Records shown
## START

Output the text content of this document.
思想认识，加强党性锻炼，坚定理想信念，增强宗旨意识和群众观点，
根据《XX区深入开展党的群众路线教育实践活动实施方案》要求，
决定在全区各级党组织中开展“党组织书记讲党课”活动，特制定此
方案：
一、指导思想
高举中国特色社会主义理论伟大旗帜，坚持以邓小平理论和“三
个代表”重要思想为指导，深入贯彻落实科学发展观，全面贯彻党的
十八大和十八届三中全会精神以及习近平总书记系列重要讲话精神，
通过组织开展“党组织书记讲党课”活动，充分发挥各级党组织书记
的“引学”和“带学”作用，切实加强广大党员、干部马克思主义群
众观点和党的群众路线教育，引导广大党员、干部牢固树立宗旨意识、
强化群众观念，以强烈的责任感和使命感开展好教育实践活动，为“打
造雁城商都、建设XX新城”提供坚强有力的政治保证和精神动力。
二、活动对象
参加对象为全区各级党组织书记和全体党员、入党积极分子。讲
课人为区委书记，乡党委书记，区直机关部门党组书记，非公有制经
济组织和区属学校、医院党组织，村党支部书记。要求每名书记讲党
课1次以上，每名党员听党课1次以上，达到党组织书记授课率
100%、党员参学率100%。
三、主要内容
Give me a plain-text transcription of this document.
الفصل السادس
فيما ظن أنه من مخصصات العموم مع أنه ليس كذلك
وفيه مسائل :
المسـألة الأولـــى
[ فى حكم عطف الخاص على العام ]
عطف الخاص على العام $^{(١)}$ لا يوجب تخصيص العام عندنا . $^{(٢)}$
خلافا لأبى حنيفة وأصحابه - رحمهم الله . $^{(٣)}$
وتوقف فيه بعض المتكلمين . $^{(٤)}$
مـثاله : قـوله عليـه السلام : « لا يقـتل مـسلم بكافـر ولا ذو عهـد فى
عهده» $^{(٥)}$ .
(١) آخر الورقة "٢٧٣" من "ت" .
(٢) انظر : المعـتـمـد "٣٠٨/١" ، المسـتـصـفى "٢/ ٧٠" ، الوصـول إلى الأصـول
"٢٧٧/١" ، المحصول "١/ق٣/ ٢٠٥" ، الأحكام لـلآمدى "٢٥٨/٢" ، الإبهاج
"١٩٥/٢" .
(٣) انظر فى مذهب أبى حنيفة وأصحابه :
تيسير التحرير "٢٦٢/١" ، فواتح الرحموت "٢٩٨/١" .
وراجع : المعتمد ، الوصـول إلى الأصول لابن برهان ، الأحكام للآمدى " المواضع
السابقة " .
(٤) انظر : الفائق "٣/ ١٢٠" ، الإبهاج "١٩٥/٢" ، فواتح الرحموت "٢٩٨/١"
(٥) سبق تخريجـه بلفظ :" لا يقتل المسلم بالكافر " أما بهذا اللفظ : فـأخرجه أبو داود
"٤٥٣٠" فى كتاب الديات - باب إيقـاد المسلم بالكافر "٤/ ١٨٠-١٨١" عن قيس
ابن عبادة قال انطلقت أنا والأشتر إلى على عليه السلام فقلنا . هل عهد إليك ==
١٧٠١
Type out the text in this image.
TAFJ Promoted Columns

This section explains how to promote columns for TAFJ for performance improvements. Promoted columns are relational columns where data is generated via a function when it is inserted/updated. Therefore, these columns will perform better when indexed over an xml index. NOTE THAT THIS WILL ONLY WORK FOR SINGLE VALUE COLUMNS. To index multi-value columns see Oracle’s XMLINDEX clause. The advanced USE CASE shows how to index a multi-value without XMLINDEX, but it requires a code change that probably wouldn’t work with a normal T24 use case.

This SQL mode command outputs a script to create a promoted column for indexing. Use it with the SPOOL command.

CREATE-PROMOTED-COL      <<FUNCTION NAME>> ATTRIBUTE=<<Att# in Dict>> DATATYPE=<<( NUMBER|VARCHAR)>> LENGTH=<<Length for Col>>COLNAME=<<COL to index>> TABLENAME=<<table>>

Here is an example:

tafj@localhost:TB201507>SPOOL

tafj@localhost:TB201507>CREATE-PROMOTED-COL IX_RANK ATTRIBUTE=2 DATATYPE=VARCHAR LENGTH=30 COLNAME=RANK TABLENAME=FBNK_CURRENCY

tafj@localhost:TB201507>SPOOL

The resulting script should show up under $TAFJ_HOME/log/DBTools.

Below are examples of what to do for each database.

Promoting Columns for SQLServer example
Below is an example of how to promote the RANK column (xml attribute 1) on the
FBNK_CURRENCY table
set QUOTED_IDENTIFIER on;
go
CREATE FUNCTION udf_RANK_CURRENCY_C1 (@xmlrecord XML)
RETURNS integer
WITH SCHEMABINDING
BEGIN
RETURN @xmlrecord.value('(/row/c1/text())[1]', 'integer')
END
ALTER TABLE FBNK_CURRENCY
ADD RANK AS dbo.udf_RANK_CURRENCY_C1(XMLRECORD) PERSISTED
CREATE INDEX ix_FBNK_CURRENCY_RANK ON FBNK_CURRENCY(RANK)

## END

Brief
Go through the records above and set each one down exactly, please.

Completed task
Output the text content of this document.
思想认识，加强党性锻炼，坚定理想信念，增强宗旨意识和群众观点，
根据《XX区深入开展党的群众路线教育实践活动实施方案》要求，
决定在全区各级党组织中开展“党组织书记讲党课”活动，特制定此
方案：
一、指导思想
高举中国特色社会主义理论伟大旗帜，坚持以邓小平理论和“三
个代表”重要思想为指导，深入贯彻落实科学发展观，全面贯彻党的
十八大和十八届三中全会精神以及习近平总书记系列重要讲话精神，
通过组织开展“党组织书记讲党课”活动，充分发挥各级党组织书记
的“引学”和“带学”作用，切实加强广大党员、干部马克思主义群
众观点和党的群众路线教育，引导广大党员、干部牢固树立宗旨意识、
强化群众观念，以强烈的责任感和使命感开展好教育实践活动，为“打
造雁城商都、建设XX新城”提供坚强有力的政治保证和精神动力。
二、活动对象
参加对象为全区各级党组织书记和全体党员、入党积极分子。讲
课人为区委书记，乡党委书记，区直机关部门党组书记，非公有制经
济组织和区属学校、医院党组织，村党支部书记。要求每名书记讲党
课1次以上，每名党员听党课1次以上，达到党组织书记授课率
100%、党员参学率100%。
三、主要内容
Give me a plain-text transcription of this document.
الفصل السادس
فيما ظن أنه من مخصصات العموم مع أنه ليس كذلك
وفيه مسائل :
المسـألة الأولـــى
[ فى حكم عطف الخاص على العام ]
عطف الخاص على العام $^{(١)}$ لا يوجب تخصيص العام عندنا . $^{(٢)}$
خلافا لأبى حنيفة وأصحابه - رحمهم الله . $^{(٣)}$
وتوقف فيه بعض المتكلمين . $^{(٤)}$
مـثاله : قـوله عليـه السلام : « لا يقـتل مـسلم بكافـر ولا ذو عهـد فى
عهده» $^{(٥)}$ .
(١) آخر الورقة "٢٧٣" من "ت" .
(٢) انظر : المعـتـمـد "٣٠٨/١" ، المسـتـصـفى "٢/ ٧٠" ، الوصـول إلى الأصـول
"٢٧٧/١" ، المحصول "١/ق٣/ ٢٠٥" ، الأحكام لـلآمدى "٢٥٨/٢" ، الإبهاج
"١٩٥/٢" .
(٣) انظر فى مذهب أبى حنيفة وأصحابه :
تيسير التحرير "٢٦٢/١" ، فواتح الرحموت "٢٩٨/١" .
وراجع : المعتمد ، الوصـول إلى الأصول لابن برهان ، الأحكام للآمدى " المواضع
السابقة " .
(٤) انظر : الفائق "٣/ ١٢٠" ، الإبهاج "١٩٥/٢" ، فواتح الرحموت "٢٩٨/١"
(٥) سبق تخريجـه بلفظ :" لا يقتل المسلم بالكافر " أما بهذا اللفظ : فـأخرجه أبو داود
"٤٥٣٠" فى كتاب الديات - باب إيقـاد المسلم بالكافر "٤/ ١٨٠-١٨١" عن قيس
ابن عبادة قال انطلقت أنا والأشتر إلى على عليه السلام فقلنا . هل عهد إليك ==
١٧٠١
Type out the text in this image.
TAFJ Promoted Columns

This section explains how to promote columns for TAFJ for performance improvements. Promoted columns are relational columns where data is generated via a function when it is inserted/updated. Therefore, these columns will perform better when indexed over an xml index. NOTE THAT THIS WILL ONLY WORK FOR SINGLE VALUE COLUMNS. To index multi-value columns see Oracle’s XMLINDEX clause. The advanced USE CASE shows how to index a multi-value without XMLINDEX, but it requires a code change that probably wouldn’t work with a normal T24 use case.

This SQL mode command outputs a script to create a promoted column for indexing. Use it with the SPOOL command.

CREATE-PROMOTED-COL      <<FUNCTION NAME>> ATTRIBUTE=<<Att# in Dict>> DATATYPE=<<( NUMBER|VARCHAR)>> LENGTH=<<Length for Col>>COLNAME=<<COL to index>> TABLENAME=<<table>>

Here is an example:

tafj@localhost:TB201507>SPOOL

tafj@localhost:TB201507>CREATE-PROMOTED-COL IX_RANK ATTRIBUTE=2 DATATYPE=VARCHAR LENGTH=30 COLNAME=RANK TABLENAME=FBNK_CURRENCY

tafj@localhost:TB201507>SPOOL

The resulting script should show up under $TAFJ_HOME/log/DBTools.

Below are examples of what to do for each database.

Promoting Columns for SQLServer example
Below is an example of how to promote the RANK column (xml attribute 1) on the
FBNK_CURRENCY table
set QUOTED_IDENTIFIER on;
go
CREATE FUNCTION udf_RANK_CURRENCY_C1 (@xmlrecord XML)
RETURNS integer
WITH SCHEMABINDING
BEGIN
RETURN @xmlrecord.value('(/row/c1/text())[1]', 'integer')
END
ALTER TABLE FBNK_CURRENCY
ADD RANK AS dbo.udf_RANK_CURRENCY_C1(XMLRECORD) PERSISTED
CREATE INDEX ix_FBNK_CURRENCY_RANK ON FBNK_CURRENCY(RANK)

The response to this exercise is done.